Dataset excerpts

........

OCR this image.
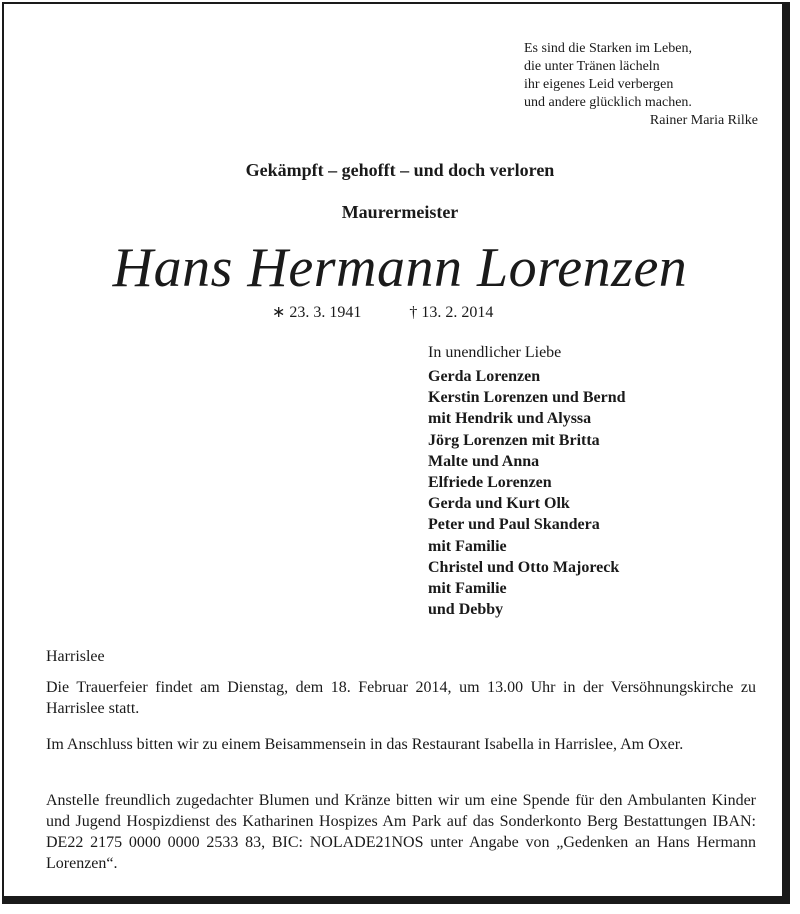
Es sind die Starken im Leben,
die unter Tränen lächeln
ihr eigenes Leid verbergen
und andere glücklich machen.
Rainer Maria Rilke
Gekämpft – gehofft – und doch verloren
Maurermeister
Hans Hermann Lorenzen
∗ 23. 3. 1941	† 13. 2. 2014
In unendlicher Liebe
Gerda Lorenzen
Kerstin Lorenzen und Bernd
mit Hendrik und Alyssa
Jörg Lorenzen mit Britta
Malte und Anna
Elfriede Lorenzen
Gerda und Kurt Olk
Peter und Paul Skandera
mit Familie
Christel und Otto Majoreck
mit Familie
und Debby
Harrislee
Die Trauerfeier findet am Dienstag, dem 18. Februar 2014, um 13.00 Uhr in der Versöhnungskirche zu Harrislee statt.
Im Anschluss bitten wir zu einem Beisammensein in das Restaurant Isabella in Harrislee, Am Oxer.
Anstelle freundlich zugedachter Blumen und Kränze bitten wir um eine Spende für den Ambulanten Kinder und Jugend Hospizdienst des Katharinen Hospizes Am Park auf das Sonderkonto Berg Bestattungen IBAN: DE22 2175 0000 0000 2533 83, BIC: NOLADE21NOS unter Angabe von „Gedenken an Hans Hermann Lorenzen“.
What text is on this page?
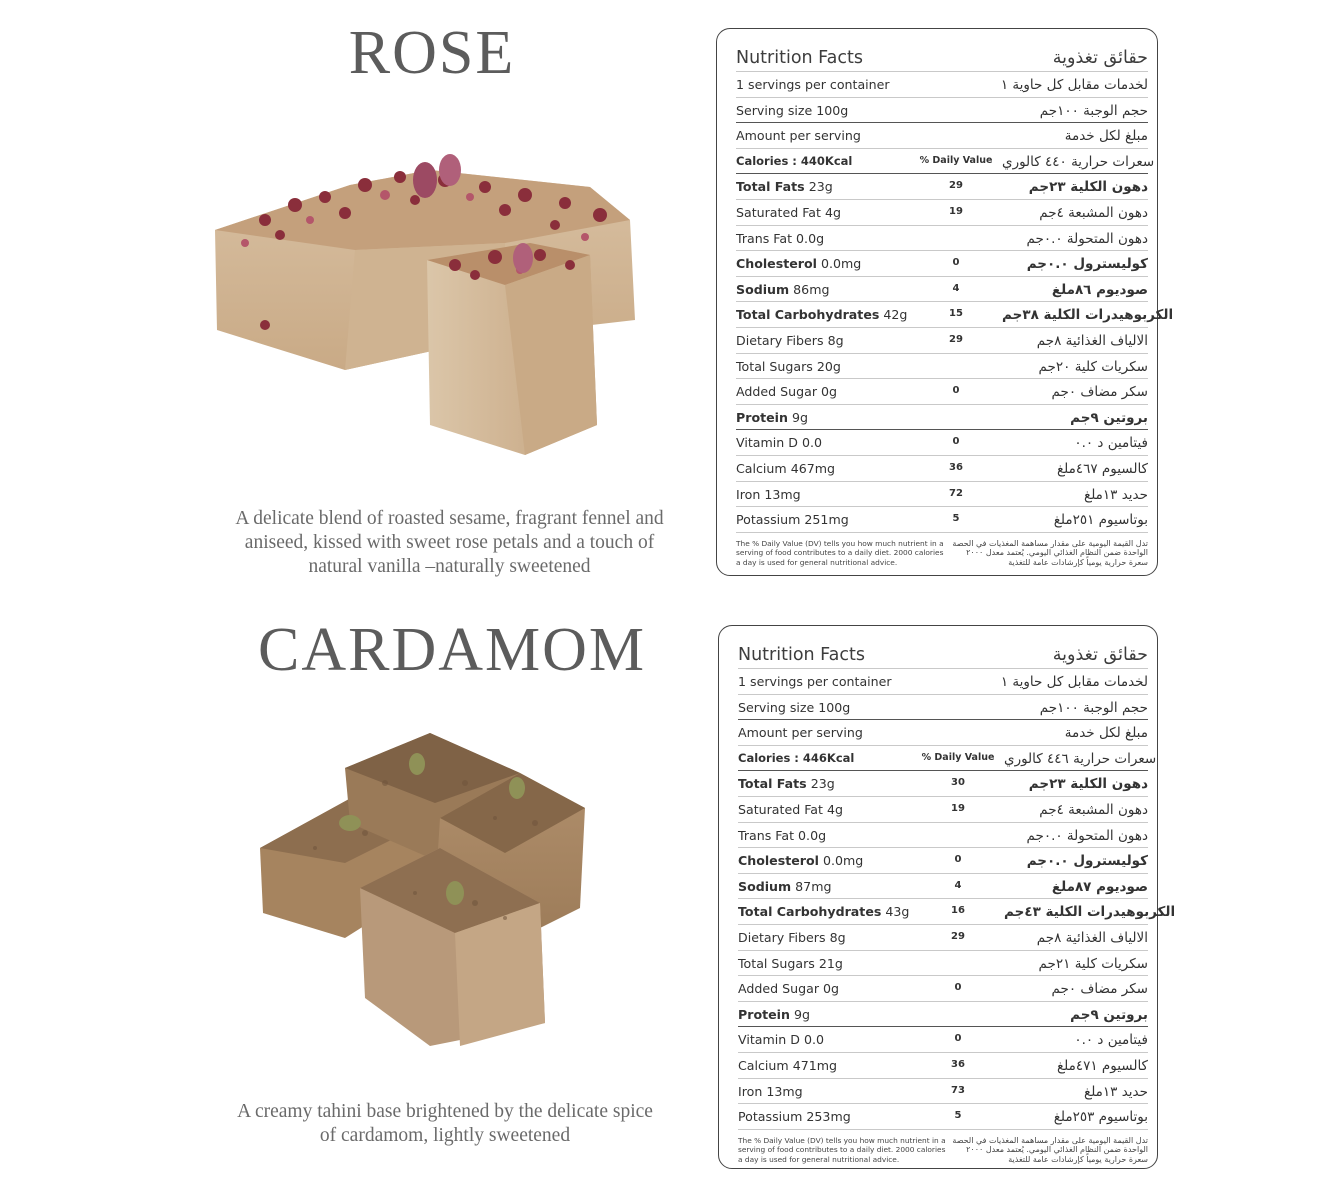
ROSE
A delicate blend of roasted sesame, fragrant fennel and aniseed, kissed with sweet rose petals and a touch of natural vanilla –naturally sweetened
Nutrition Facts	حقائق تغذوية
1 servings per container	لخدمات مقابل كل حاوية ١
Serving size 100g	حجم الوجبة ١٠٠جم
Amount per serving	مبلغ لكل خدمة
Calories : 440Kcal	% Daily Value سعرات حرارية ٤٤٠ كالوري
Total Fats 23g	29	دهون الكلية ٢٣جم
Saturated Fat 4g	19	دهون المشبعة ٤جم
Trans Fat 0.0g	دهون المتحولة ٠.٠جم
Cholesterol 0.0mg	0	كوليسترول ٠.٠جم
Sodium 86mg	4	صوديوم ٨٦ملغ
Total Carbohydrates 42g	15	الكربوهيدرات الكلية ٣٨جم
Dietary Fibers 8g	29	الالياف الغذائية ٨جم
Total Sugars 20g	سكريات كلية ٢٠جم
Added Sugar 0g	0	سكر مضاف ٠جم
Protein 9g	بروتين ٩جم
Vitamin D 0.0	0	فيتامين د ٠.٠
Calcium 467mg	36	كالسيوم ٤٦٧ملغ
Iron 13mg	72	حديد ١٣ملغ
Potassium 251mg	5	بوتاسيوم ٢٥١ملغ
The % Daily Value (DV) tells you how much nutrient in a serving of food contributes to a daily diet. 2000 calories a day is used for general nutritional advice.
تدل القيمة اليومية على مقدار مساهمة المغذيات في الحصة الواحدة ضمن النظام الغذائي اليومي. يُعتمد معدل ٢٠٠٠ سعرة حرارية يومياً كإرشادات عامة للتغذية
CARDAMOM
A creamy tahini base brightened by the delicate spice of cardamom, lightly sweetened
Nutrition Facts	حقائق تغذوية
1 servings per container	لخدمات مقابل كل حاوية ١
Serving size 100g	حجم الوجبة ١٠٠جم
Amount per serving	مبلغ لكل خدمة
Calories : 446Kcal	% Daily Value سعرات حرارية ٤٤٦ كالوري
Total Fats 23g	30	دهون الكلية ٢٣جم
Saturated Fat 4g	19	دهون المشبعة ٤جم
Trans Fat 0.0g	دهون المتحولة ٠.٠جم
Cholesterol 0.0mg	0	كوليسترول ٠.٠جم
Sodium 87mg	4	صوديوم ٨٧ملغ
Total Carbohydrates 43g	16	الكربوهيدرات الكلية ٤٣جم
Dietary Fibers 8g	29	الالياف الغذائية ٨جم
Total Sugars 21g	سكريات كلية ٢١جم
Added Sugar 0g	0	سكر مضاف ٠جم
Protein 9g	بروتين ٩جم
Vitamin D 0.0	0	فيتامين د ٠.٠
Calcium 471mg	36	كالسيوم ٤٧١ملغ
Iron 13mg	73	حديد ١٣ملغ
Potassium 253mg	5	بوتاسيوم ٢٥٣ملغ
The % Daily Value (DV) tells you how much nutrient in a serving of food contributes to a daily diet. 2000 calories a day is used for general nutritional advice.
تدل القيمة اليومية على مقدار مساهمة المغذيات في الحصة الواحدة ضمن النظام الغذائي اليومي. يُعتمد معدل ٢٠٠٠ سعرة حرارية يومياً كإرشادات عامة للتغذية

........

**To do**: In how many lines of the data does the string "Sugars" appear? Only the number should be given.

**Reply to the task**: 2